── PROVIDED DATA ──
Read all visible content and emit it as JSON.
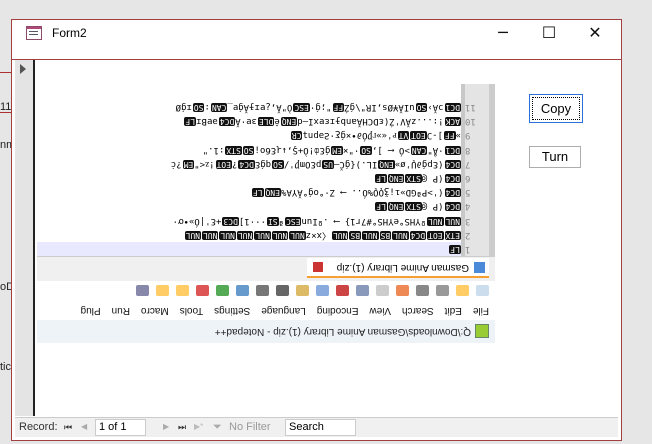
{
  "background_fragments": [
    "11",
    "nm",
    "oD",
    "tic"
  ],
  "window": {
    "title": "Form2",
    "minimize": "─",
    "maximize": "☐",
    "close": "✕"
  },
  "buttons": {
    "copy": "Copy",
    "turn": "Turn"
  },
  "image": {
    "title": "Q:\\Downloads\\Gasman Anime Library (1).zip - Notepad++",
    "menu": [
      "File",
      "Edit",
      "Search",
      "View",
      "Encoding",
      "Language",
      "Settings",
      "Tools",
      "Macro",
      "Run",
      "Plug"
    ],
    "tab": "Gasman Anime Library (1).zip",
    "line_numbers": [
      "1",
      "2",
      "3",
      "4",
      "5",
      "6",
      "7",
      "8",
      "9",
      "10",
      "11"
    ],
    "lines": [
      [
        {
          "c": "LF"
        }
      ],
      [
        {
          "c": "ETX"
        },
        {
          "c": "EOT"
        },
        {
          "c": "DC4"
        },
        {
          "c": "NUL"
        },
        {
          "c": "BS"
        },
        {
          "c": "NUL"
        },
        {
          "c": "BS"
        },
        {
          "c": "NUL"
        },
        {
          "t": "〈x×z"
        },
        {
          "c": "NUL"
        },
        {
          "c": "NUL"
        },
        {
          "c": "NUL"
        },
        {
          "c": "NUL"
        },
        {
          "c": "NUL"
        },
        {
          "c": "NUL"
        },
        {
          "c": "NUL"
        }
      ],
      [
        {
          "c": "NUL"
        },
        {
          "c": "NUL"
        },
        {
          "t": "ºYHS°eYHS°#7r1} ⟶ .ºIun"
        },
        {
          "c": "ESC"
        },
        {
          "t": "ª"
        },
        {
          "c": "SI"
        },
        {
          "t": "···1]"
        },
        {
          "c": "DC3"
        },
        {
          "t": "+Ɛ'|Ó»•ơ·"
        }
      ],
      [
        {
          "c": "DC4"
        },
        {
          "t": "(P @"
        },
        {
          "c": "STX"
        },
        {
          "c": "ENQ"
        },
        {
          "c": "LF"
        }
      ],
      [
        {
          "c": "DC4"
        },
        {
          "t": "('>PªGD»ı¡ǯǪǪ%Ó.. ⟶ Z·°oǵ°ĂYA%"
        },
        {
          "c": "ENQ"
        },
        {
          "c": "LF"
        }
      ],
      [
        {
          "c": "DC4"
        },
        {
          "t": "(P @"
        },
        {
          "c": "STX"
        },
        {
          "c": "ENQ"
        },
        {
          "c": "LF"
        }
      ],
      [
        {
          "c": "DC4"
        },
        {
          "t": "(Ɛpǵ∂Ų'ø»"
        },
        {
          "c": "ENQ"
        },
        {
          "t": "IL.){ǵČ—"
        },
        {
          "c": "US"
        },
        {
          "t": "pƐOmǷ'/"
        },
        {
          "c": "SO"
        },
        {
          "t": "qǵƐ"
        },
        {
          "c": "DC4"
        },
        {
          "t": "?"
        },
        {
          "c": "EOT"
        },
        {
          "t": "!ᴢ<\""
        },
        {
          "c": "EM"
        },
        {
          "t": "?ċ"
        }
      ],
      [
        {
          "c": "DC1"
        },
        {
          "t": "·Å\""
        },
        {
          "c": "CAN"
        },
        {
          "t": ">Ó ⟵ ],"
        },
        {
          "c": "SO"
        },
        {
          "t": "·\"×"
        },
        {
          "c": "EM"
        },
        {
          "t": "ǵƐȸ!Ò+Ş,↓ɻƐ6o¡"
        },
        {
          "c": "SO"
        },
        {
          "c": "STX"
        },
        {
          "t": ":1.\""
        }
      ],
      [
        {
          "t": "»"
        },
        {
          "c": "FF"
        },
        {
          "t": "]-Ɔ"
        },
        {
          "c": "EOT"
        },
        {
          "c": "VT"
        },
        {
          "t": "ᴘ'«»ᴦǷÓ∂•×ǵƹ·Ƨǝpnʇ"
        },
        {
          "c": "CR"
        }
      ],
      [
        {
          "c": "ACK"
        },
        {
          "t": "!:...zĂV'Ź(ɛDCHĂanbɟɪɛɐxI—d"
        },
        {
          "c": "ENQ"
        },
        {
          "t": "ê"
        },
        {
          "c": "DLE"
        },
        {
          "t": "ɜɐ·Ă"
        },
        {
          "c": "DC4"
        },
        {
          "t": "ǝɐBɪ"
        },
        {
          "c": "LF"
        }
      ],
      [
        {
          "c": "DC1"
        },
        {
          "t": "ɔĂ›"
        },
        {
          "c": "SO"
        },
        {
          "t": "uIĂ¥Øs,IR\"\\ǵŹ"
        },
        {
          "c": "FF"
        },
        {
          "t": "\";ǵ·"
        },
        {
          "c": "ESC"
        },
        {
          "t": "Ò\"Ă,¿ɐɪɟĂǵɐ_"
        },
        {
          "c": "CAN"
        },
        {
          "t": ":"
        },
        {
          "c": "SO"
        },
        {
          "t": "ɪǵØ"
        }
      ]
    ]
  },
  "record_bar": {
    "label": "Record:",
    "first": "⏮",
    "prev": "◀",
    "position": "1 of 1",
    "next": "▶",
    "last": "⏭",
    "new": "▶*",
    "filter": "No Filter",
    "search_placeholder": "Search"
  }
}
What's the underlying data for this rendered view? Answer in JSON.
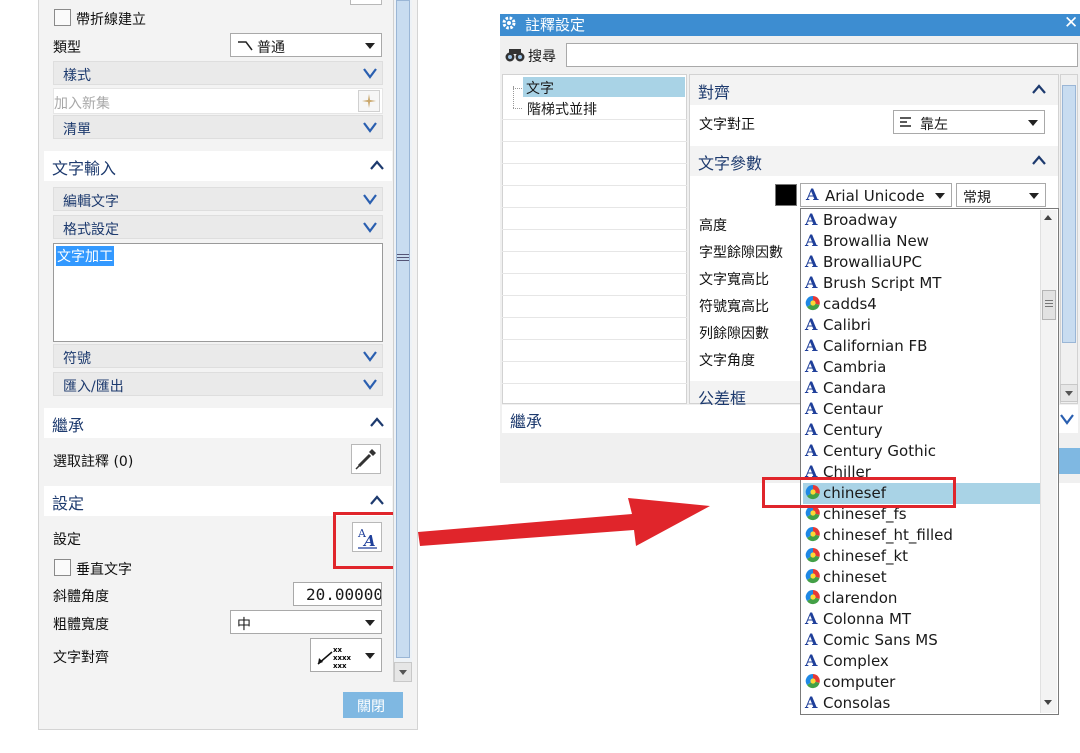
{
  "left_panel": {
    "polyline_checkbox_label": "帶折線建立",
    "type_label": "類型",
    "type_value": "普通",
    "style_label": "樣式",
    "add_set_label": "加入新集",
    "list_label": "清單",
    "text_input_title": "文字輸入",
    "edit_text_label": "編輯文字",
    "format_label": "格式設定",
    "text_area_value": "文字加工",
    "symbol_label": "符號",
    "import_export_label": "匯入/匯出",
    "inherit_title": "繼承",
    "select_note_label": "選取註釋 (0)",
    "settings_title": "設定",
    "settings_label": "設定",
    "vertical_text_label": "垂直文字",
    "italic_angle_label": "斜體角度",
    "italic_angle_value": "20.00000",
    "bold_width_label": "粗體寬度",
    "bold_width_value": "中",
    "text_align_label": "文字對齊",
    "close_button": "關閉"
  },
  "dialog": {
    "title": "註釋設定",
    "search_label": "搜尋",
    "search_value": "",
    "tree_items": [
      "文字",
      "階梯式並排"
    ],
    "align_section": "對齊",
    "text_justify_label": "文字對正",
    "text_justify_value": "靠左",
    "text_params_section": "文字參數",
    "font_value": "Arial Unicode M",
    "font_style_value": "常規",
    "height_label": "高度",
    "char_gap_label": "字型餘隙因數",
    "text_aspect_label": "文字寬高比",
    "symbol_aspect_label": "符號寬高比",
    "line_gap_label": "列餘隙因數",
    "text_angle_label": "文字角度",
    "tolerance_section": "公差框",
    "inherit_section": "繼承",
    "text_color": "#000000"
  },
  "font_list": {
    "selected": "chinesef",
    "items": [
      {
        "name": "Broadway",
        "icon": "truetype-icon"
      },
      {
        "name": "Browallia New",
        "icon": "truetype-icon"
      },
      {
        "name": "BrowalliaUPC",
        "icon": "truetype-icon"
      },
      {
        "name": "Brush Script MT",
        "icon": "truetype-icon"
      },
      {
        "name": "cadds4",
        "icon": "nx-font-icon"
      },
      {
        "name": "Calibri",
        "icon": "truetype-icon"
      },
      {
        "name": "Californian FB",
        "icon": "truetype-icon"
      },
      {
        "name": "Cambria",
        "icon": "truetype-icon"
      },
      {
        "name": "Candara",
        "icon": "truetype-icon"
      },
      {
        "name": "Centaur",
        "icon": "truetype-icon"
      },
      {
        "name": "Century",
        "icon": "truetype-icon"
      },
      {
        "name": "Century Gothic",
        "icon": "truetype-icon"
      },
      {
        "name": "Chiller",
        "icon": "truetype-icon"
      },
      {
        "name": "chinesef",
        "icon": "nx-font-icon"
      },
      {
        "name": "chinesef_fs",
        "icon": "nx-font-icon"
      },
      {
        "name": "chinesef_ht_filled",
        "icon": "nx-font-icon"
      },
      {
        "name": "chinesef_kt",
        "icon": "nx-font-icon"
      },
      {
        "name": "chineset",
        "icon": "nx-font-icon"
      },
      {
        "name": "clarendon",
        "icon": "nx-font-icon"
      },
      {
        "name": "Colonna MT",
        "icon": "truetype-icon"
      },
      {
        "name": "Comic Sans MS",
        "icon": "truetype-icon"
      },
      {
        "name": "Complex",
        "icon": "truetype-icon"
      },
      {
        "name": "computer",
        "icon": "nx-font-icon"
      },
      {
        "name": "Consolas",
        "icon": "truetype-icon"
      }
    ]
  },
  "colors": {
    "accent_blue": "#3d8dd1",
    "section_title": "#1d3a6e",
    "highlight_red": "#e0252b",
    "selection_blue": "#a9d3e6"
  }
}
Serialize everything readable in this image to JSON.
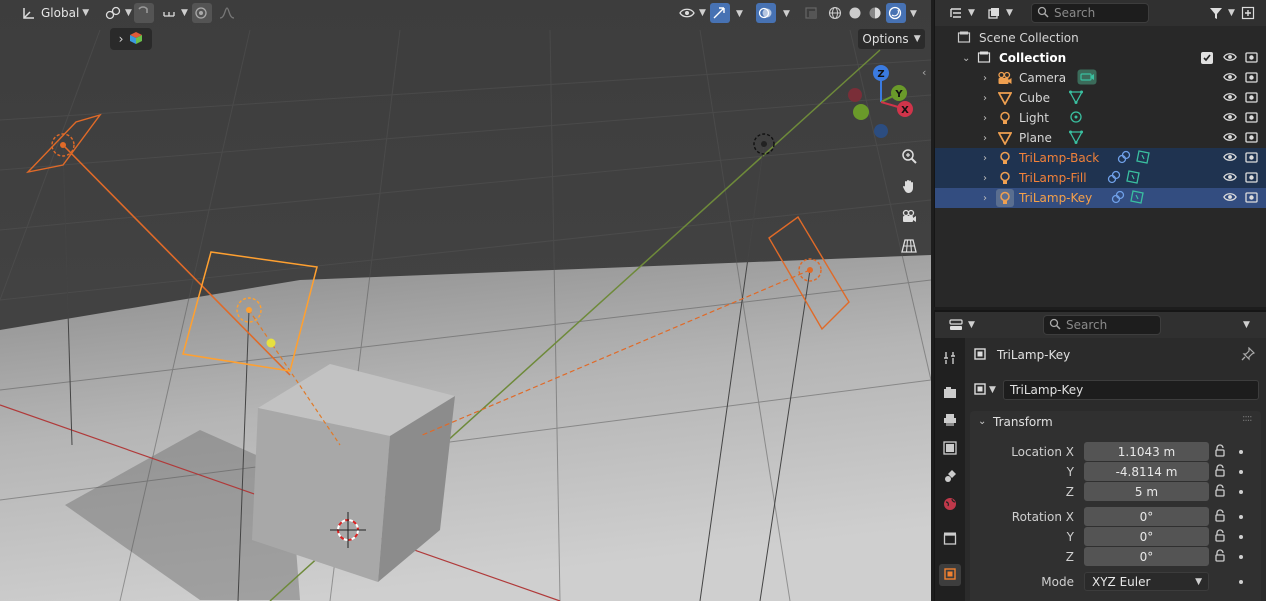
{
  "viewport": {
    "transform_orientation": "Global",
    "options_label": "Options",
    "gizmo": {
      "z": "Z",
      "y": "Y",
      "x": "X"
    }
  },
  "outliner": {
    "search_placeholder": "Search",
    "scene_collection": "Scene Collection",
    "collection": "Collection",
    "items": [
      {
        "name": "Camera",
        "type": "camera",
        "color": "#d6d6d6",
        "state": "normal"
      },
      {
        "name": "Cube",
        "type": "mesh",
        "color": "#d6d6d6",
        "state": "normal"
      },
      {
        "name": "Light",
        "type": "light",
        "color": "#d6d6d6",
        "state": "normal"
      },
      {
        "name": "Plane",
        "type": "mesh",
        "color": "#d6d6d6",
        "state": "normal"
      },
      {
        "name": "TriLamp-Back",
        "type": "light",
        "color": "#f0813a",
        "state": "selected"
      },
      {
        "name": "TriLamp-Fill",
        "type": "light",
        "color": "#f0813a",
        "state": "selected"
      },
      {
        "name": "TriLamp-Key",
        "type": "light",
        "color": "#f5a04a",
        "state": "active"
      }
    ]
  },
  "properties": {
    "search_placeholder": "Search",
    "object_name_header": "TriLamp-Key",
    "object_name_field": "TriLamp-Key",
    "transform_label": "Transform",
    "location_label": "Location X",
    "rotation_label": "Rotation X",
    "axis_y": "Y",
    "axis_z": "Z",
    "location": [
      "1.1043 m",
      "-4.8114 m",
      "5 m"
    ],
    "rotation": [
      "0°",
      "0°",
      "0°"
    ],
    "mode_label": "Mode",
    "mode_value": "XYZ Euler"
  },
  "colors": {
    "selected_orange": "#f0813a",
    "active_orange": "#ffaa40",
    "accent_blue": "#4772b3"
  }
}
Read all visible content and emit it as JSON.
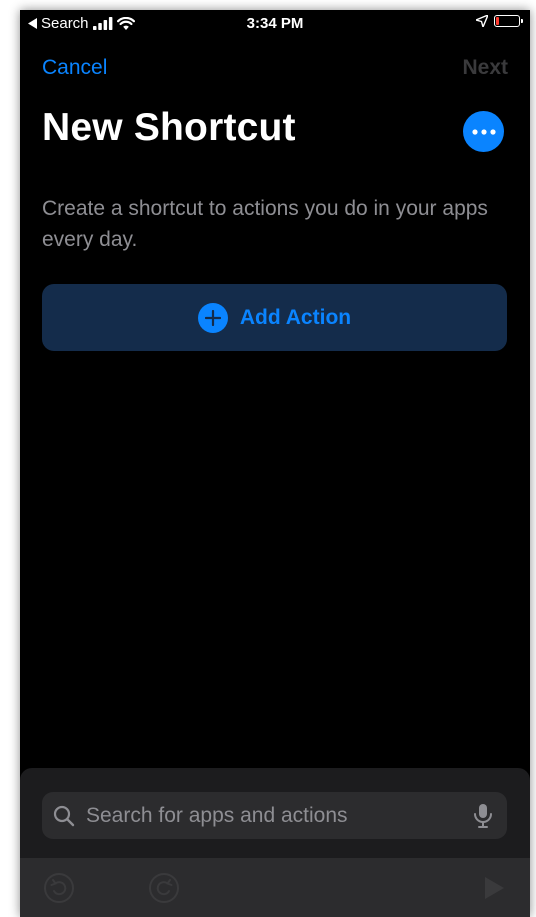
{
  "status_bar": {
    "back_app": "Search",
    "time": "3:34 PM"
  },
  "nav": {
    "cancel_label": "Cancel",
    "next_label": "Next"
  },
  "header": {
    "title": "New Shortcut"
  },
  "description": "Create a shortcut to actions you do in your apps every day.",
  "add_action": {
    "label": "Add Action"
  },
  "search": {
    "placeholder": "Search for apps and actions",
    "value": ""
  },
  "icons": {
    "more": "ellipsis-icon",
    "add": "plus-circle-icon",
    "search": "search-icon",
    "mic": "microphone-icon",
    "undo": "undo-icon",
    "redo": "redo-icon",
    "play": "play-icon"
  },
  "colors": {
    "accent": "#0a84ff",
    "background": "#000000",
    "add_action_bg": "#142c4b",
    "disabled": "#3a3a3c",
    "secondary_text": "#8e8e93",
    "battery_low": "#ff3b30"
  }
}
───
■ **WHAT IS BEING ASKED**: Find and copy each line above that includes the string "Anime".

■ **TASK ANSWER**:
    "title": "Q:\\Downloads\\Gasman Anime Library (1).zip - Notepad++",
    "tab": "Gasman Anime Library (1).zip",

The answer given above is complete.